# What you need to do
Look through the material below and give the number of lines holding "name", with no other words.
# Data shown start
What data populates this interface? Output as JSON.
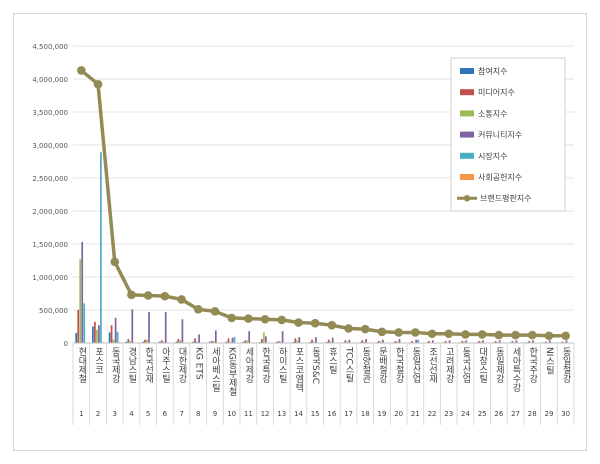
{
  "chart_data": {
    "type": "bar",
    "title": "",
    "xlabel": "",
    "ylabel": "",
    "ylim": [
      0,
      4500000
    ],
    "y_ticks": [
      "0",
      "500,000",
      "1,000,000",
      "1,500,000",
      "2,000,000",
      "2,500,000",
      "3,000,000",
      "3,500,000",
      "4,000,000",
      "4,500,000"
    ],
    "grid": true,
    "legend_position": "top-right",
    "categories": [
      "현대제철",
      "포스코",
      "동국제강",
      "경남스틸",
      "한국선재",
      "아주스틸",
      "대한제강",
      "KG ETS",
      "세아베스틸",
      "KG동부제철",
      "세아제강",
      "한국특강",
      "하이스틸",
      "포스코엠텍",
      "동국S&C",
      "휴스틸",
      "TCC스틸",
      "동양철관",
      "문배철강",
      "한국철강",
      "동일산업",
      "조선선재",
      "고려제강",
      "동국산업",
      "대창스틸",
      "동일제강",
      "세아특수강",
      "한국주강",
      "NI스틸",
      "동일철강"
    ],
    "ranks": [
      "1",
      "2",
      "3",
      "4",
      "5",
      "6",
      "7",
      "8",
      "9",
      "10",
      "11",
      "12",
      "13",
      "14",
      "15",
      "16",
      "17",
      "18",
      "19",
      "20",
      "21",
      "22",
      "23",
      "24",
      "25",
      "26",
      "27",
      "28",
      "29",
      "30"
    ],
    "series": [
      {
        "name": "참여지수",
        "color": "#2e75b6",
        "values": [
          150000,
          250000,
          160000,
          20000,
          20000,
          20000,
          20000,
          20000,
          20000,
          20000,
          15000,
          15000,
          15000,
          15000,
          15000,
          15000,
          10000,
          10000,
          10000,
          10000,
          10000,
          10000,
          10000,
          10000,
          10000,
          10000,
          10000,
          10000,
          10000,
          10000
        ]
      },
      {
        "name": "미디어지수",
        "color": "#c0504d",
        "values": [
          500000,
          320000,
          270000,
          60000,
          50000,
          40000,
          60000,
          70000,
          30000,
          70000,
          40000,
          60000,
          30000,
          70000,
          50000,
          50000,
          40000,
          40000,
          30000,
          30000,
          30000,
          30000,
          30000,
          30000,
          30000,
          30000,
          30000,
          30000,
          20000,
          20000
        ]
      },
      {
        "name": "소통지수",
        "color": "#9bbb59",
        "values": [
          1270000,
          200000,
          50000,
          30000,
          50000,
          20000,
          40000,
          20000,
          30000,
          20000,
          40000,
          160000,
          20000,
          40000,
          20000,
          20000,
          20000,
          20000,
          20000,
          20000,
          10000,
          10000,
          10000,
          20000,
          20000,
          10000,
          10000,
          10000,
          10000,
          10000
        ]
      },
      {
        "name": "커뮤니티지수",
        "color": "#8064a2",
        "values": [
          1530000,
          270000,
          380000,
          510000,
          470000,
          470000,
          360000,
          130000,
          190000,
          80000,
          180000,
          100000,
          180000,
          90000,
          90000,
          80000,
          50000,
          60000,
          50000,
          60000,
          50000,
          40000,
          40000,
          40000,
          40000,
          40000,
          40000,
          40000,
          40000,
          40000
        ]
      },
      {
        "name": "시장지수",
        "color": "#4bacc6",
        "values": [
          600000,
          2890000,
          170000,
          0,
          0,
          0,
          0,
          0,
          0,
          90000,
          0,
          0,
          0,
          0,
          0,
          0,
          0,
          0,
          0,
          0,
          50000,
          0,
          0,
          0,
          0,
          0,
          0,
          0,
          0,
          0
        ]
      },
      {
        "name": "사회공헌지수",
        "color": "#f79646",
        "values": [
          10000,
          10000,
          10000,
          0,
          0,
          0,
          0,
          0,
          0,
          0,
          0,
          0,
          0,
          0,
          0,
          0,
          0,
          0,
          0,
          0,
          0,
          0,
          0,
          0,
          0,
          0,
          0,
          0,
          0,
          0
        ]
      }
    ],
    "line_series": {
      "name": "브랜드평판지수",
      "color": "#948a54",
      "values": [
        4130000,
        3920000,
        1230000,
        730000,
        720000,
        710000,
        660000,
        510000,
        480000,
        380000,
        370000,
        360000,
        350000,
        310000,
        300000,
        270000,
        220000,
        210000,
        170000,
        160000,
        160000,
        140000,
        140000,
        130000,
        130000,
        120000,
        120000,
        120000,
        110000,
        110000
      ]
    }
  }
}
# Data shown end
# Solution for this exercise
7